§ **Exercise input**
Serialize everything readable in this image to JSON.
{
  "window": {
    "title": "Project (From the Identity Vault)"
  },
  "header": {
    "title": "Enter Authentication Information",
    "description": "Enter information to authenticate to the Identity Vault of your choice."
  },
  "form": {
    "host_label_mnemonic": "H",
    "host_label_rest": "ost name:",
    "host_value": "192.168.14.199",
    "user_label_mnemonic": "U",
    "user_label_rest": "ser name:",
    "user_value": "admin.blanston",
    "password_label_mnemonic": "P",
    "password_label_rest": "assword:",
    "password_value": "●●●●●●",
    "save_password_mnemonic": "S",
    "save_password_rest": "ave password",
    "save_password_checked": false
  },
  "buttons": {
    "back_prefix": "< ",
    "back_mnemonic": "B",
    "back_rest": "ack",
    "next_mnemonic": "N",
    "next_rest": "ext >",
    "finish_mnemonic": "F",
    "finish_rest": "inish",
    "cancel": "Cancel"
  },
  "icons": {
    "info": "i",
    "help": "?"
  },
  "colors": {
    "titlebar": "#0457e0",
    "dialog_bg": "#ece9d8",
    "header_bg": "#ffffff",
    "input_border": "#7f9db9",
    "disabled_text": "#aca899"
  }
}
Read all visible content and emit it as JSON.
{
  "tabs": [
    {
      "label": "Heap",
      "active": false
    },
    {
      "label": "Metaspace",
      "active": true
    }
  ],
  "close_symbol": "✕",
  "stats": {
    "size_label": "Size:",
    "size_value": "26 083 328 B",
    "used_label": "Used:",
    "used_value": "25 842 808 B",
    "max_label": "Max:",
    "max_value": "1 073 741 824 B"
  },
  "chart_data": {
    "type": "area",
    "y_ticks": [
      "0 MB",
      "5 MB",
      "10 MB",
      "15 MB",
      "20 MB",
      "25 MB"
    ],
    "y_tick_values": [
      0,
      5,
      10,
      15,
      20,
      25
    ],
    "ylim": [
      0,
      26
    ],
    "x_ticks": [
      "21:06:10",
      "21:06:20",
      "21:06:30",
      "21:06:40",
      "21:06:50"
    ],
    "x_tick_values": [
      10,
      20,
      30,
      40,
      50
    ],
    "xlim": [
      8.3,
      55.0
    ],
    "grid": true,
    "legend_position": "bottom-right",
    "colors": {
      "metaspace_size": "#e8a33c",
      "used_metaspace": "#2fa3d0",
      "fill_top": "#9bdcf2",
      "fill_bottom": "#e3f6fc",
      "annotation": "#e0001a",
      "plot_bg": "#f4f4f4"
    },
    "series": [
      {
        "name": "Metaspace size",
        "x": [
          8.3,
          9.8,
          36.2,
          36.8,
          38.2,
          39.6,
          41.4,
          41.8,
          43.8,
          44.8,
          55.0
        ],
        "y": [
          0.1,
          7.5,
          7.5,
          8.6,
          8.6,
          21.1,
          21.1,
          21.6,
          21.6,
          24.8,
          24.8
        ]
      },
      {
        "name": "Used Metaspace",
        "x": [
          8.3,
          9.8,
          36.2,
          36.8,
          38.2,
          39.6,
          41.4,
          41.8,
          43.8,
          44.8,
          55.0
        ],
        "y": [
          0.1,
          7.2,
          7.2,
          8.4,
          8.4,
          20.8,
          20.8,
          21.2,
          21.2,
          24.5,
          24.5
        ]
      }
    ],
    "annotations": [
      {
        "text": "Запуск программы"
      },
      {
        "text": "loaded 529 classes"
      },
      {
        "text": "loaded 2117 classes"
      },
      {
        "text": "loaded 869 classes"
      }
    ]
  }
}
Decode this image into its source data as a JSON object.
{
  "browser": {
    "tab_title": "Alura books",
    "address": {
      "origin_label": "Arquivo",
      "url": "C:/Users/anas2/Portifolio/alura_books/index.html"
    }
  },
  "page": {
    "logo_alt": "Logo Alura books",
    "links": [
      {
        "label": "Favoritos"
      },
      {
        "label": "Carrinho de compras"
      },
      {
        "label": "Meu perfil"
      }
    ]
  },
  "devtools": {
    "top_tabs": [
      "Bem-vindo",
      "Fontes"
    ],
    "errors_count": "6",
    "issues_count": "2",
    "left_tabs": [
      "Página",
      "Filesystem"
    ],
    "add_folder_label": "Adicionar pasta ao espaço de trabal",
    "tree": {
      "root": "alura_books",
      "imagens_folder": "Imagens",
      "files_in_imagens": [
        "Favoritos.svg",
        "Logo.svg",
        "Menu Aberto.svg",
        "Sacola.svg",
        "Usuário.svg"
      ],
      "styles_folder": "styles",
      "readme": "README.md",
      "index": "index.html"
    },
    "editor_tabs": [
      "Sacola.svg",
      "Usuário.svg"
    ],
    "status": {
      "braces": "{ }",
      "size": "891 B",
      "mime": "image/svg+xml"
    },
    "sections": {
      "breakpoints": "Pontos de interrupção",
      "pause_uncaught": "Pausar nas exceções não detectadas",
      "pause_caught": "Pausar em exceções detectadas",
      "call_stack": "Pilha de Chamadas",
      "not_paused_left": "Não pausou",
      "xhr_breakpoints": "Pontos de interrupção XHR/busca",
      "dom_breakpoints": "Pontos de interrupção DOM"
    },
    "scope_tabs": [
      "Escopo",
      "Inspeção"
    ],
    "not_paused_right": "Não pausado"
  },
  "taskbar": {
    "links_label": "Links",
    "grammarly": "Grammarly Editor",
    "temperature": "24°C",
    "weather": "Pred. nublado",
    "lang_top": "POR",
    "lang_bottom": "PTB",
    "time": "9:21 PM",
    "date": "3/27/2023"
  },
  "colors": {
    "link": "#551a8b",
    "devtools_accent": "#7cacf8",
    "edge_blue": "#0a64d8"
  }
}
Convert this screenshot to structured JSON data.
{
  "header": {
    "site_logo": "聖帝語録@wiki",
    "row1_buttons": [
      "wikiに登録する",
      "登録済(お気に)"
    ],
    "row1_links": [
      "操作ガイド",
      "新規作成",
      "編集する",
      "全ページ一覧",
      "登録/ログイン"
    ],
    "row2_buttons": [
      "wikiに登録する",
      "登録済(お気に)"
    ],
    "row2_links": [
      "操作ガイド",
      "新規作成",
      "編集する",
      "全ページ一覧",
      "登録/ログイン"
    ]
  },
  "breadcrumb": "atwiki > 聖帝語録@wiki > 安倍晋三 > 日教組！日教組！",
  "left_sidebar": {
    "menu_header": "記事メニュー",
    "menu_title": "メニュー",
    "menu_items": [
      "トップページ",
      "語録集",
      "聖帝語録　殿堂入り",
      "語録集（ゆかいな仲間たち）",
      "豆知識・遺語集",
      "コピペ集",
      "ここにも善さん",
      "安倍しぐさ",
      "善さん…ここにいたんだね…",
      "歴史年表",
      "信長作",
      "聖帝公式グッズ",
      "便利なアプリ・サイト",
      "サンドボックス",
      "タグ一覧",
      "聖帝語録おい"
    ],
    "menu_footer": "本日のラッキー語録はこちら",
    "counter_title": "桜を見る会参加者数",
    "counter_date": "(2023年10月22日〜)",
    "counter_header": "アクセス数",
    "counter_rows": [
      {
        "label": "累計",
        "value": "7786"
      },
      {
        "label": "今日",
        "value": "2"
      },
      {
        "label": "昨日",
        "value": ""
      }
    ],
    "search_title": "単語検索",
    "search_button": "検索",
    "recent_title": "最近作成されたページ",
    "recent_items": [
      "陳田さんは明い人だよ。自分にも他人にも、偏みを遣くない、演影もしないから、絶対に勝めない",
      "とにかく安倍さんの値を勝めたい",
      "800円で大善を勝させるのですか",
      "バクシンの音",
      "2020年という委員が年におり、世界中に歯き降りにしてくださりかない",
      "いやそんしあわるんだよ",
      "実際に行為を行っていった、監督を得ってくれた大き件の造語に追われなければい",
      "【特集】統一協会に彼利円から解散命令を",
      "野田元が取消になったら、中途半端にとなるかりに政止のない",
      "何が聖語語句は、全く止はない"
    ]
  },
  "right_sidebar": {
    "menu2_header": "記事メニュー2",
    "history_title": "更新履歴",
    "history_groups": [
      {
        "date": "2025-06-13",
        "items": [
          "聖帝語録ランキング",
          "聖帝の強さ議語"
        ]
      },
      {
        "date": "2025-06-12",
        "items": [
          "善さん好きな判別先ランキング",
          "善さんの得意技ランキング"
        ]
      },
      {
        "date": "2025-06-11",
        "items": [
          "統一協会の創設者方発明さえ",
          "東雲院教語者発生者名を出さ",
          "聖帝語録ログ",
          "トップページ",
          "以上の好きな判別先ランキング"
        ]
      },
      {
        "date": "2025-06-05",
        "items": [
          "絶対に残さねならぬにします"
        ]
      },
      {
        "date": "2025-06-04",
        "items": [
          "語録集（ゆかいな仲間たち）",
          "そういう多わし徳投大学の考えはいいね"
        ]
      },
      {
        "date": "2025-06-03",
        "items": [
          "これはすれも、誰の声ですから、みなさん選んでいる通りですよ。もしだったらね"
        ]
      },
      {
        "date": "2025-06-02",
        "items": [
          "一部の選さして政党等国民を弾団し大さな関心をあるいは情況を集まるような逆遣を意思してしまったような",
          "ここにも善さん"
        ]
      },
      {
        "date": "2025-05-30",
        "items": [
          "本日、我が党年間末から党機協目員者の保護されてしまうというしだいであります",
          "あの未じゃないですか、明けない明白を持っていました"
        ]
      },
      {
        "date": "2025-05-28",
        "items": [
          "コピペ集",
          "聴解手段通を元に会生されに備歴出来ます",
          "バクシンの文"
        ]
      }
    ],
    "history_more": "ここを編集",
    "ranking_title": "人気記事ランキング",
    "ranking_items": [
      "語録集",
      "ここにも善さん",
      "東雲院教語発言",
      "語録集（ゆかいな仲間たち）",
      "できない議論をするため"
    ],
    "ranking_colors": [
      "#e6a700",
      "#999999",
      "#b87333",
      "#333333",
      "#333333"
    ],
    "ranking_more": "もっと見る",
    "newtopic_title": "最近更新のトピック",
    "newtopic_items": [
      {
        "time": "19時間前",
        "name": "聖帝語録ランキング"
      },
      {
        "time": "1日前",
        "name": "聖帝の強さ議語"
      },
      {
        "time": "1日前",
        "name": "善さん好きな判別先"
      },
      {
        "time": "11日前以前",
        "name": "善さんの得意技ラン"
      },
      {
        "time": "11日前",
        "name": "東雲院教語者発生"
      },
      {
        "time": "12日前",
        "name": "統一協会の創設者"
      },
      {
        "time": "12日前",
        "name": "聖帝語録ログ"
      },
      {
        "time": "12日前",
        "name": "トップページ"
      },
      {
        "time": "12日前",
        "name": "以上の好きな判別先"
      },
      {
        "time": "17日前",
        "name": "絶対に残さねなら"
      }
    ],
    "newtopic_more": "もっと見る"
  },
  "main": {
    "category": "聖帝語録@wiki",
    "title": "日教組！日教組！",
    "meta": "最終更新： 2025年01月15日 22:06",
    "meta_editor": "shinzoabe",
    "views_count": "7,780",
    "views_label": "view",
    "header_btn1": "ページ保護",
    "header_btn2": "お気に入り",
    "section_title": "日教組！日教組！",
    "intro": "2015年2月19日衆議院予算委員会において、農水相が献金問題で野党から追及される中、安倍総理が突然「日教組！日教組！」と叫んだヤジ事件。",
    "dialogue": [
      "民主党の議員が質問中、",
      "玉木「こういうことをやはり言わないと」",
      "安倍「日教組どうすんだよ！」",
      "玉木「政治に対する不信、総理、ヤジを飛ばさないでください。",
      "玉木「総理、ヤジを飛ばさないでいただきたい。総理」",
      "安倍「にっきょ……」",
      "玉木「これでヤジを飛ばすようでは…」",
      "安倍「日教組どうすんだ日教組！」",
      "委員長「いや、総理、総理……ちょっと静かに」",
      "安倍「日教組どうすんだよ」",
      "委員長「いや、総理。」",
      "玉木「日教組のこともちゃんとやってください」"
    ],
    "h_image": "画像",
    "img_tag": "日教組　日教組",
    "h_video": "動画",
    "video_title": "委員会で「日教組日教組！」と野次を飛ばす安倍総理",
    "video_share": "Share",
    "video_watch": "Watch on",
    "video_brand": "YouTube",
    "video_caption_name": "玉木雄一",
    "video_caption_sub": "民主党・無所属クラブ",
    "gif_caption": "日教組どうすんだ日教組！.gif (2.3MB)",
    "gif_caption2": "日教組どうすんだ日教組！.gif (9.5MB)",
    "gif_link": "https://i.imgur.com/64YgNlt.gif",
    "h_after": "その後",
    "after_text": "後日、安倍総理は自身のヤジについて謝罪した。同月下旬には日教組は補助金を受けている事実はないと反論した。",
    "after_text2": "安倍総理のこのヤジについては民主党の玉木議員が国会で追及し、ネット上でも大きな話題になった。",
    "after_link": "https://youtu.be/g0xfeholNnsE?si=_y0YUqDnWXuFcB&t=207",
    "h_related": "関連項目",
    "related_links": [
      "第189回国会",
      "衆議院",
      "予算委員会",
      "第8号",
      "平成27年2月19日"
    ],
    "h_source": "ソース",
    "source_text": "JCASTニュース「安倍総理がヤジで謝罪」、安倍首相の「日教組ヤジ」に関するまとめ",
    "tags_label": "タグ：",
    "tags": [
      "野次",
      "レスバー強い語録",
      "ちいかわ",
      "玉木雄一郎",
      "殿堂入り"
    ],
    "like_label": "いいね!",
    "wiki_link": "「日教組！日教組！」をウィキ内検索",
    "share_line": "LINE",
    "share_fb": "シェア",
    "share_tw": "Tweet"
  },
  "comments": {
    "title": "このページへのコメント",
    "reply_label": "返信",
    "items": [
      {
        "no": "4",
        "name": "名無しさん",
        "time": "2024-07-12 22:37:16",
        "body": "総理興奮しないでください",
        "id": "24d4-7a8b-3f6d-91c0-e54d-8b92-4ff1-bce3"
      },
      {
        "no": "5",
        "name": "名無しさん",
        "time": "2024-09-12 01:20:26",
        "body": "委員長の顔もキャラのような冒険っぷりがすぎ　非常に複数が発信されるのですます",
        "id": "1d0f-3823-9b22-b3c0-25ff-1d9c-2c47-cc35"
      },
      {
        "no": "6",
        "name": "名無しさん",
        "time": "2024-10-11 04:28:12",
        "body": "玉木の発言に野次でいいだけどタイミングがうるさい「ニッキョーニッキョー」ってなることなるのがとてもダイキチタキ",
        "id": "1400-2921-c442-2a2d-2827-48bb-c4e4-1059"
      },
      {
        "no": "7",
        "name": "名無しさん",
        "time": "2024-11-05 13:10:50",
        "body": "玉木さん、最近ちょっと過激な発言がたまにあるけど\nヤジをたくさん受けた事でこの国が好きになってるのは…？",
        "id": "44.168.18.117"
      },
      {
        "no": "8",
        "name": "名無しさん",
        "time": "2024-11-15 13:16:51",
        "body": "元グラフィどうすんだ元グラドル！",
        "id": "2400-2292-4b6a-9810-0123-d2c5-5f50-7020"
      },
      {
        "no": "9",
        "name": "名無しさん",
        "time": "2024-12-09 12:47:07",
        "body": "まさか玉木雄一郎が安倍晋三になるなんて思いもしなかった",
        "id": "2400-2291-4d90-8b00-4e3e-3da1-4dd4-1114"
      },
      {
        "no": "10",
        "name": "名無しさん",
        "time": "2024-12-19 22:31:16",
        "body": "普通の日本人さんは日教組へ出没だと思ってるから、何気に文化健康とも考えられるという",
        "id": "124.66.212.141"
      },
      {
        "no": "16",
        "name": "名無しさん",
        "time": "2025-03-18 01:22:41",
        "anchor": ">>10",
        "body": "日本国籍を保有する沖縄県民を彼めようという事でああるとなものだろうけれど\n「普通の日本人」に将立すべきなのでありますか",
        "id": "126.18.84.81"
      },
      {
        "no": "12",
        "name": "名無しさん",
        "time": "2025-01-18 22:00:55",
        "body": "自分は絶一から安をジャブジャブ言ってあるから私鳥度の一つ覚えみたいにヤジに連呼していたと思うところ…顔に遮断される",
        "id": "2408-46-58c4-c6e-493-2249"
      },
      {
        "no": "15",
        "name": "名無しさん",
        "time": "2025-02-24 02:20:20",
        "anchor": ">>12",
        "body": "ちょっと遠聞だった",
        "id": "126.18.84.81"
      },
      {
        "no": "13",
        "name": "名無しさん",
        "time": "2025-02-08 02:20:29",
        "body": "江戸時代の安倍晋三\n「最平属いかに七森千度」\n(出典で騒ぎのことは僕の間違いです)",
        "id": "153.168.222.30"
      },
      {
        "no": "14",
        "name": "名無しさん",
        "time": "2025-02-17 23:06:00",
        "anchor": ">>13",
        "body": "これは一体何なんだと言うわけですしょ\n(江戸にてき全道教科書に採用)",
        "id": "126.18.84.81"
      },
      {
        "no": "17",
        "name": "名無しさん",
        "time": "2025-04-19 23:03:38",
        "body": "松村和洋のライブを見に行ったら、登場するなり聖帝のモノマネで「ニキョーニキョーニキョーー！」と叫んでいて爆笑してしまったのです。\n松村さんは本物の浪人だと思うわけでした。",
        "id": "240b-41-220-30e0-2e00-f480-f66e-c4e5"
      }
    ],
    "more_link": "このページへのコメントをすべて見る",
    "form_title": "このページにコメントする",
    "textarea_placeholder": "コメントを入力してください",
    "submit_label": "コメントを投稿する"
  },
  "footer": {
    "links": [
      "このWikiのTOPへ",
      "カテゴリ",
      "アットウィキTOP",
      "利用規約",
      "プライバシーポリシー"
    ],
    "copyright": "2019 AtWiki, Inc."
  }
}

§ **Exercise details**
Pull out all lines containing "this".

§ **The answer**
Serialize everything readable in this image to JSON.
Decode this image into its source data as a JSON object.
Convert this screenshot to structured JSON data.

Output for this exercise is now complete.